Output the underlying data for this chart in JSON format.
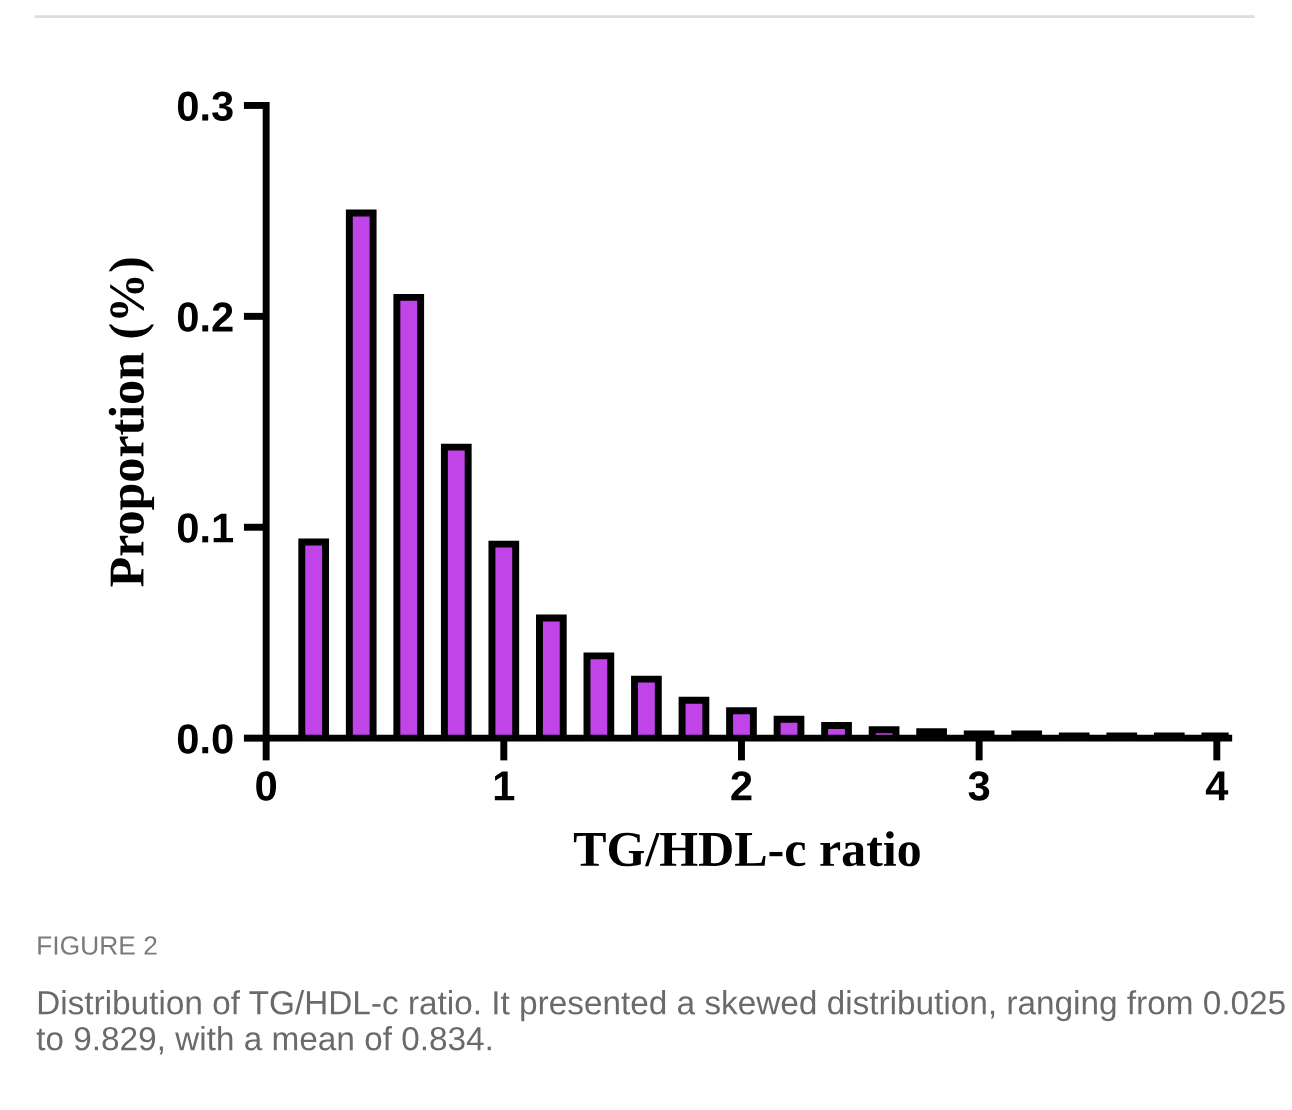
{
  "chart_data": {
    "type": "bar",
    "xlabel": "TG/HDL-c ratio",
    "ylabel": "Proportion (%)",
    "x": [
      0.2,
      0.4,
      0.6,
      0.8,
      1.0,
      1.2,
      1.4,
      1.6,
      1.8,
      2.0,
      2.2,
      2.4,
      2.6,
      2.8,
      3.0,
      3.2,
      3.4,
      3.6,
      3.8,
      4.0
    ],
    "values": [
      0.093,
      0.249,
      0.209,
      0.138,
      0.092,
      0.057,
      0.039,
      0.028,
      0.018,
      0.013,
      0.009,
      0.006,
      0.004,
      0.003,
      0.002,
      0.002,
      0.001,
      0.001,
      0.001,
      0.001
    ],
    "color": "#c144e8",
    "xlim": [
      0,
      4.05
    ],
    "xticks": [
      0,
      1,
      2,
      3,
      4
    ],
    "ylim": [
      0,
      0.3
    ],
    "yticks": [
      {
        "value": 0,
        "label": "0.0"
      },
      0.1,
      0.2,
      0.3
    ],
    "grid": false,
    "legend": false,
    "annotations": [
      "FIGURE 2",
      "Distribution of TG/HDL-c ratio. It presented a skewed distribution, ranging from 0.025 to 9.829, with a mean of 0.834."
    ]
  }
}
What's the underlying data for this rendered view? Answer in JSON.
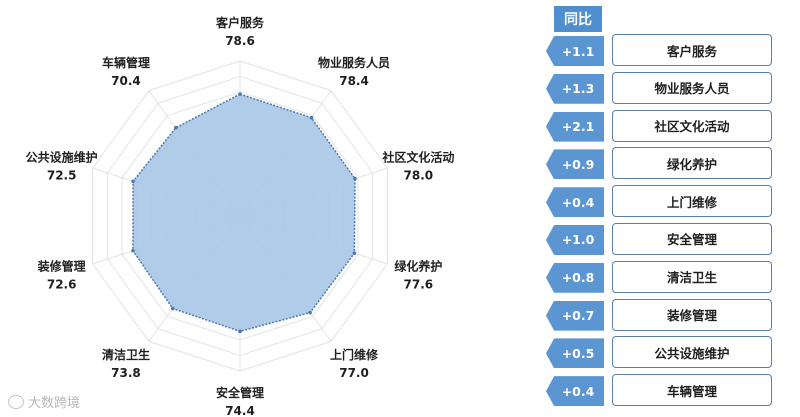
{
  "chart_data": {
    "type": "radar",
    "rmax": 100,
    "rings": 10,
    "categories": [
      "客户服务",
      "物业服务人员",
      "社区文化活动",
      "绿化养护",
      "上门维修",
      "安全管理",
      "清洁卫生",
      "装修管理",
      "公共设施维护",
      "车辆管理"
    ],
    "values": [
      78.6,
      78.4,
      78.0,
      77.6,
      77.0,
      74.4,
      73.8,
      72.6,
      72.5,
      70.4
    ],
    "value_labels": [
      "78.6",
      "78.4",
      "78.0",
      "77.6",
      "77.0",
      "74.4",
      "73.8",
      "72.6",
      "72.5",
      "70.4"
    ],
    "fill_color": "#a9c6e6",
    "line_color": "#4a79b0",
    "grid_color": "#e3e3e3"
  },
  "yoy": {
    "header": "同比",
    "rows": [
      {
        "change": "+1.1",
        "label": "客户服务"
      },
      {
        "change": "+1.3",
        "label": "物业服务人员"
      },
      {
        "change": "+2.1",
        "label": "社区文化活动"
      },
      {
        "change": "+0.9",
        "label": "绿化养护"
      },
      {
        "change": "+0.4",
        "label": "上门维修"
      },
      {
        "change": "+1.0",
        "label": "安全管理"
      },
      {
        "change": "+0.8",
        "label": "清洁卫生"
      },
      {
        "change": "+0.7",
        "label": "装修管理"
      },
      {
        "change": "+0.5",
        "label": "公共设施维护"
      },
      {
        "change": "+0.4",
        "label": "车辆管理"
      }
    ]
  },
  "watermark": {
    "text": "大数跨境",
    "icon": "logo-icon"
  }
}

--

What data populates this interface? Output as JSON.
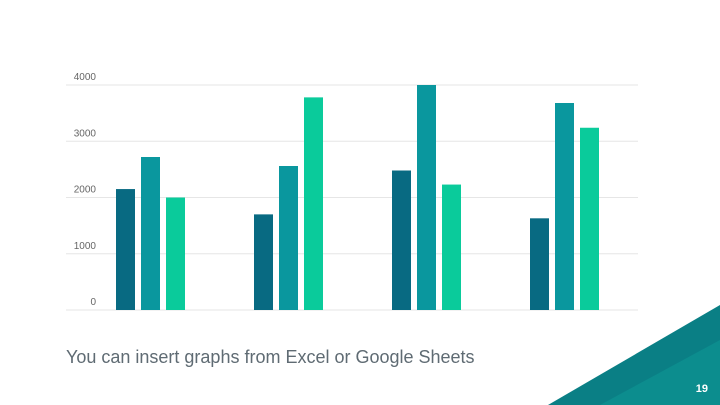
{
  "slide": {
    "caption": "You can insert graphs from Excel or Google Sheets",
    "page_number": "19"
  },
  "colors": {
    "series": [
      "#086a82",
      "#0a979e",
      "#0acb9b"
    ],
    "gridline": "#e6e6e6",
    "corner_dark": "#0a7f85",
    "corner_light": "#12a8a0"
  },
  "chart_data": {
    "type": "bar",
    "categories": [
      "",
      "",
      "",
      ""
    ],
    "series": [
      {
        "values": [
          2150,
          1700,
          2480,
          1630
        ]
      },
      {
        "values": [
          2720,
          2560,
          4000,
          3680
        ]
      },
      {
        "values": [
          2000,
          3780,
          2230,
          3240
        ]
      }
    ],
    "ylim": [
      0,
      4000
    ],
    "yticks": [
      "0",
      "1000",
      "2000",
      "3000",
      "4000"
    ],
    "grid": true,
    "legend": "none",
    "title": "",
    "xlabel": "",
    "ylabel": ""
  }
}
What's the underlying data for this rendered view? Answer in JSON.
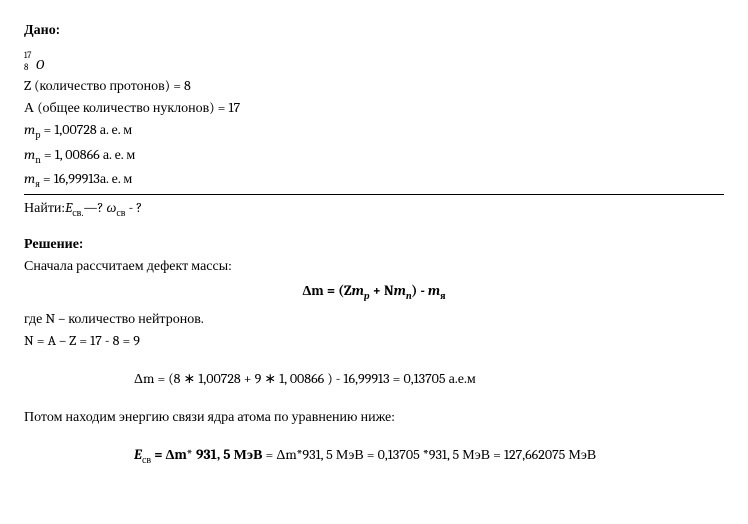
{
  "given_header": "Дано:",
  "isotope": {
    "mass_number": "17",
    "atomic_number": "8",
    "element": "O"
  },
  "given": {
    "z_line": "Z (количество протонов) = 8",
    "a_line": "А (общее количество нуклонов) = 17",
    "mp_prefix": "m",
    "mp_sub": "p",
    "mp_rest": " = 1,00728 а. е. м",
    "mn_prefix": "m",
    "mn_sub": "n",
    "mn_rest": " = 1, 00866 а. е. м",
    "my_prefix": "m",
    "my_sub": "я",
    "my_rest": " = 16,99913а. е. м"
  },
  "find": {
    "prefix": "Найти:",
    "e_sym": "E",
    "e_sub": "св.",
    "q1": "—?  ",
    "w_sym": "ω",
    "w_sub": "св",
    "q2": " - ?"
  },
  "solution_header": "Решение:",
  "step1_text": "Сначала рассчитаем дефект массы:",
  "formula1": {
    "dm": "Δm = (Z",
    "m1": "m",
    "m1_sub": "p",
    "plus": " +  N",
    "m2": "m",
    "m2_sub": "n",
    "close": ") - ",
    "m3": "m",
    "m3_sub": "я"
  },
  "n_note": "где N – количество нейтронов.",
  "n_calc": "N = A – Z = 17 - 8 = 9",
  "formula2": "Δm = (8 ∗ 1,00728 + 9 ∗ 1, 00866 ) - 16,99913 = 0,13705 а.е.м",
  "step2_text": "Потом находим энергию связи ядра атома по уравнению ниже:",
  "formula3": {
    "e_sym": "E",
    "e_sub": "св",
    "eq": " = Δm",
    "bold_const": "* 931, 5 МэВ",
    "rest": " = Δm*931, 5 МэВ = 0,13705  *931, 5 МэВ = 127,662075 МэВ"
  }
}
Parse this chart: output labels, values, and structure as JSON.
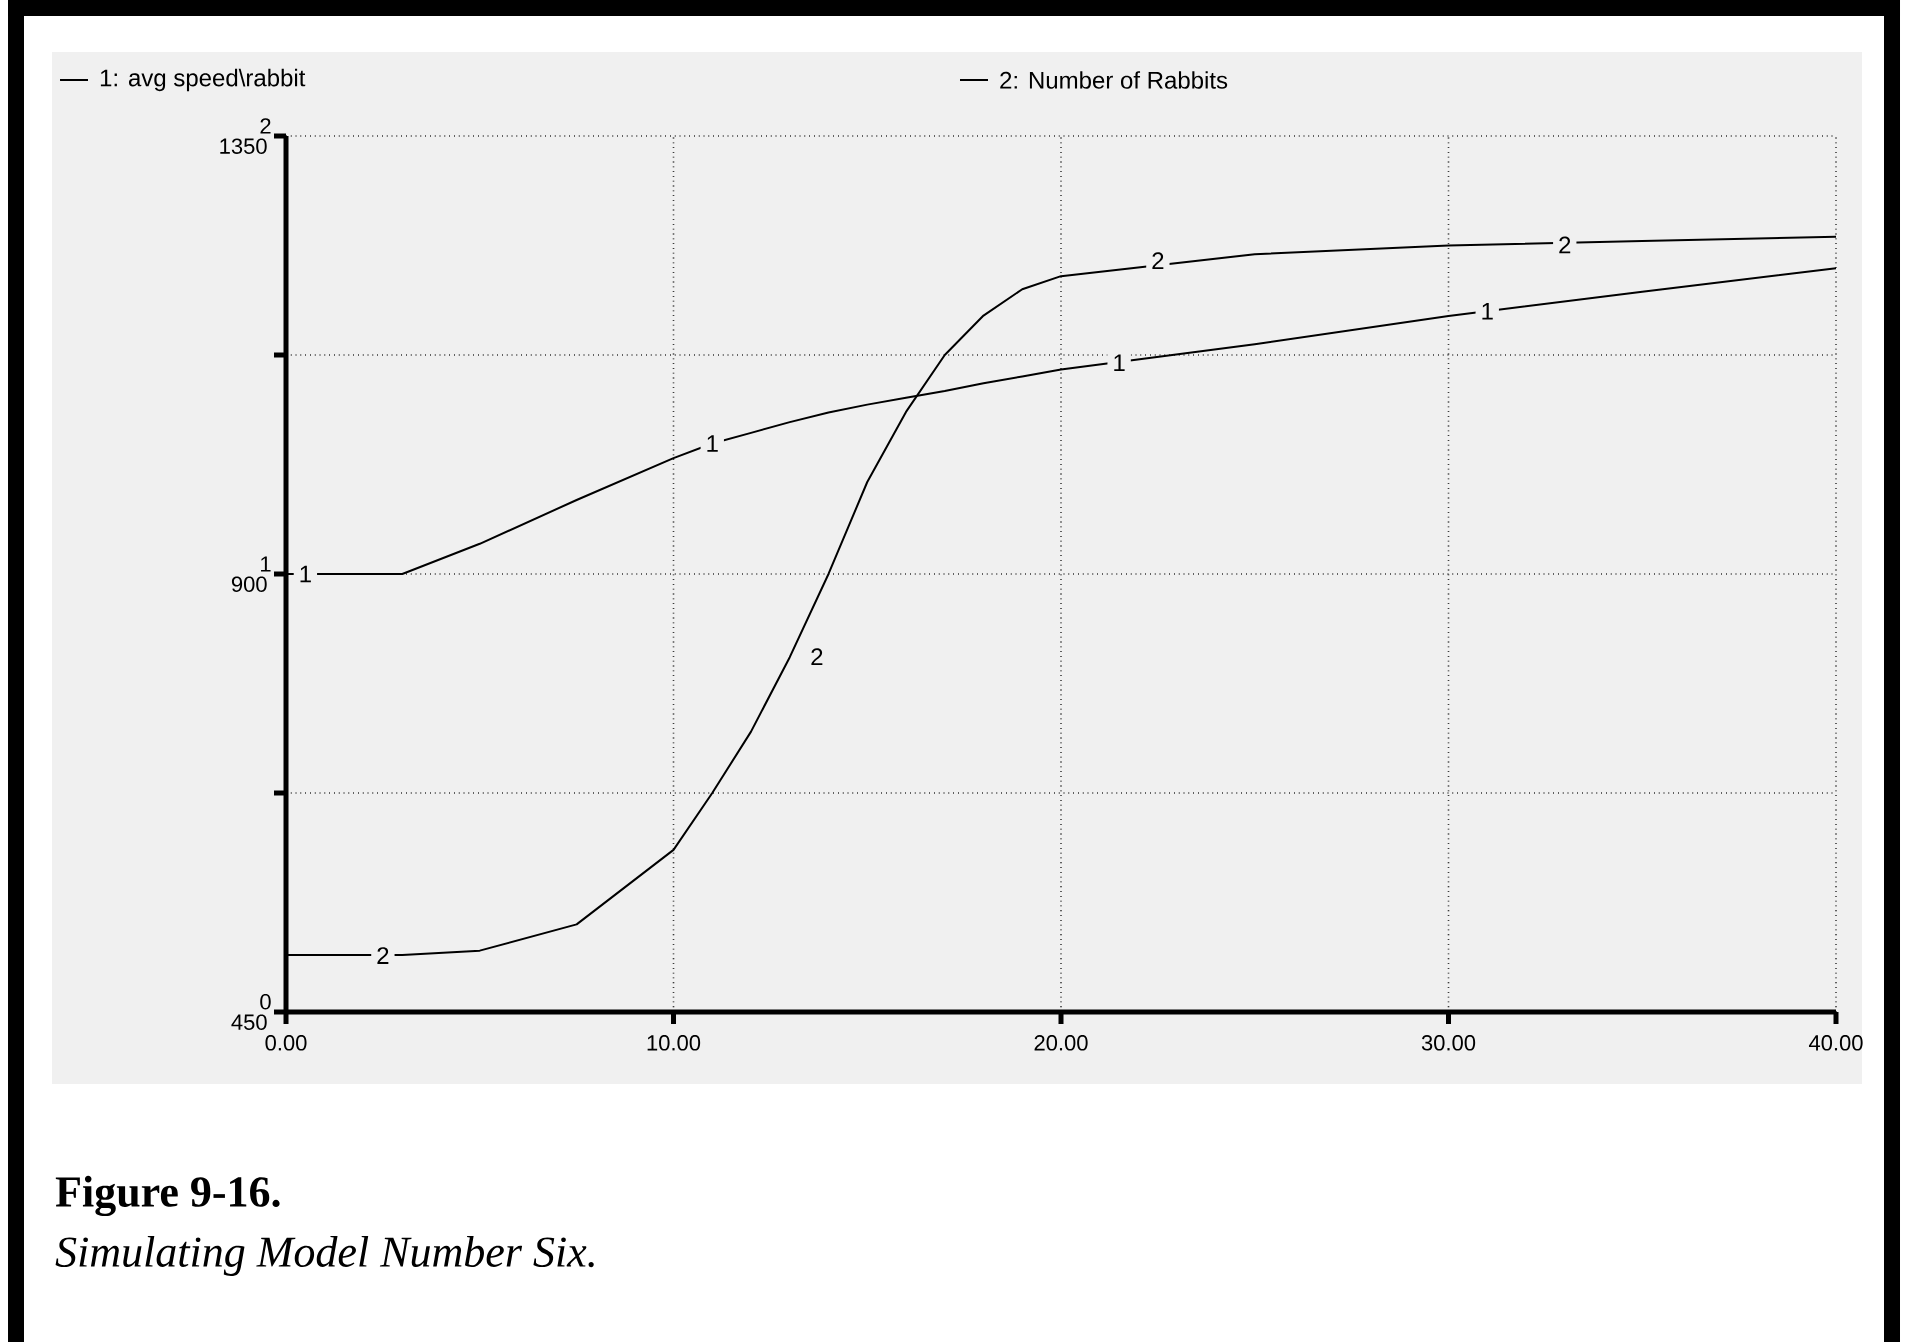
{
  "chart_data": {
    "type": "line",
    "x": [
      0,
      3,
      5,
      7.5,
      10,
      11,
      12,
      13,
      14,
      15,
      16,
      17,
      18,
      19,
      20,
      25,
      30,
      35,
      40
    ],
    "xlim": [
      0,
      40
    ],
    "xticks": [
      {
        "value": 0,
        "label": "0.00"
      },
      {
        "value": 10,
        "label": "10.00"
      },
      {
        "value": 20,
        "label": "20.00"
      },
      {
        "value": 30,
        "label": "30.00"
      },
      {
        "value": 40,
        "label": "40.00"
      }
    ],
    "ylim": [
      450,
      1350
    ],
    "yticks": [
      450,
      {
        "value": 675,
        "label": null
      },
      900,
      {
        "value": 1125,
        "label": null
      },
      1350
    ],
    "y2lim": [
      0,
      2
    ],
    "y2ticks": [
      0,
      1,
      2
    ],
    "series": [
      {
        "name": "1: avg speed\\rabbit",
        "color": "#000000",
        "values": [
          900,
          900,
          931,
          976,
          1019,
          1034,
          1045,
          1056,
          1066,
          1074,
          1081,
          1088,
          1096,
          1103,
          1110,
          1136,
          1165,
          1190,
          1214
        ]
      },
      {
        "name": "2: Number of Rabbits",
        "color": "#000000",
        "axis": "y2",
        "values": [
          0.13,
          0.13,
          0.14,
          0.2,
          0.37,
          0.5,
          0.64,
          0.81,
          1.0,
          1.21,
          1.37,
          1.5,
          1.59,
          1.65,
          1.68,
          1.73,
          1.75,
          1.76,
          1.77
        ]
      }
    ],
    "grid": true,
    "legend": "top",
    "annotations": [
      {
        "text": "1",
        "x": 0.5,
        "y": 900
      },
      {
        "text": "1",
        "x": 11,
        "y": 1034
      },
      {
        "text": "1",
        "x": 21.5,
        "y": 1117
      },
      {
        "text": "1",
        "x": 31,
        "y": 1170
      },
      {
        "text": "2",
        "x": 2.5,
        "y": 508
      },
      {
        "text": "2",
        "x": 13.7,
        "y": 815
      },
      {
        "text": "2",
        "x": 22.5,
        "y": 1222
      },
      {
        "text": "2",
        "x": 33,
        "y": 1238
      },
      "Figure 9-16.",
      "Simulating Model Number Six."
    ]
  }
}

...

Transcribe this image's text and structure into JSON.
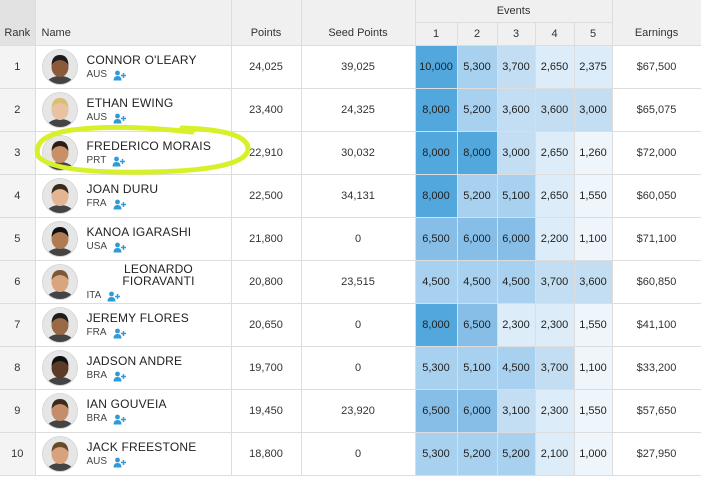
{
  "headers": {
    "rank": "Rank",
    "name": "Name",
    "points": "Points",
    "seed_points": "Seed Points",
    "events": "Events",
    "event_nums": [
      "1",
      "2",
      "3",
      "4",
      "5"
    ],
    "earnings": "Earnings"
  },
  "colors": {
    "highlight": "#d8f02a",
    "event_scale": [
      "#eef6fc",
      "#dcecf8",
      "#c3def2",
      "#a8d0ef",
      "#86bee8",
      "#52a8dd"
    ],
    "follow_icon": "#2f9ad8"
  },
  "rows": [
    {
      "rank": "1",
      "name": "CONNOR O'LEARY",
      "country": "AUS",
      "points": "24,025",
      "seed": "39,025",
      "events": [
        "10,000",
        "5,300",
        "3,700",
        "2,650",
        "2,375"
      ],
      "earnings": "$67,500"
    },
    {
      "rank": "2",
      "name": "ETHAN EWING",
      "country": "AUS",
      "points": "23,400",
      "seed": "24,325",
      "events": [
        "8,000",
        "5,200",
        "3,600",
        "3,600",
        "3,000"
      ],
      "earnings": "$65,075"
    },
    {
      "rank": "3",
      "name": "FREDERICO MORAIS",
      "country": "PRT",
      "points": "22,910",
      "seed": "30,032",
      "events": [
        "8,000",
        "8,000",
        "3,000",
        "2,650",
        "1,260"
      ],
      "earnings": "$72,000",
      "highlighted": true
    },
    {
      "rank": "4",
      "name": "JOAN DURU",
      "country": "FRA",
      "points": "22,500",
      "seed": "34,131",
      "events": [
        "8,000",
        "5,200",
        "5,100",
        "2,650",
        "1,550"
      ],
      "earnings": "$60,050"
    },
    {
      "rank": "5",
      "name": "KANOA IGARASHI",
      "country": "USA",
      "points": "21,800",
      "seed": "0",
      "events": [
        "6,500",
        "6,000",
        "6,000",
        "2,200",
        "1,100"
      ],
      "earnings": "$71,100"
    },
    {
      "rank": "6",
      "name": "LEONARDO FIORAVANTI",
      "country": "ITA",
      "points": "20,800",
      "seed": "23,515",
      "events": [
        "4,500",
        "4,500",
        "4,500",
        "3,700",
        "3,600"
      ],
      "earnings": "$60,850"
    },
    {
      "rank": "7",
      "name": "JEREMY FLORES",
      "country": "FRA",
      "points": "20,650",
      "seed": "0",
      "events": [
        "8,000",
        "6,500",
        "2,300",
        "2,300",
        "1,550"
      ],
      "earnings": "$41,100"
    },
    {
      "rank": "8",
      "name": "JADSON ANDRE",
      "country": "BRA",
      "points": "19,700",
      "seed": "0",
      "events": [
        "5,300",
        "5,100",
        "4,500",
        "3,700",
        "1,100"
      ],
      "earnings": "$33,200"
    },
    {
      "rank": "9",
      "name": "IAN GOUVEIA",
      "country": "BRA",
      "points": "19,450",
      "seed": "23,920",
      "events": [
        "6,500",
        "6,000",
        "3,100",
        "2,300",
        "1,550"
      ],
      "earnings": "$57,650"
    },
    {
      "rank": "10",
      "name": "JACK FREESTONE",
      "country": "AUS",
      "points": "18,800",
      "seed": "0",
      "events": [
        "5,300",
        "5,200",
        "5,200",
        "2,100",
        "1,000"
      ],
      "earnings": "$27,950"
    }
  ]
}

▶ **TASK TO COMPLETE**
Count the lines of the data that contain the string "type", and reply with that number alone.

▶ **FINISHED TASK**
4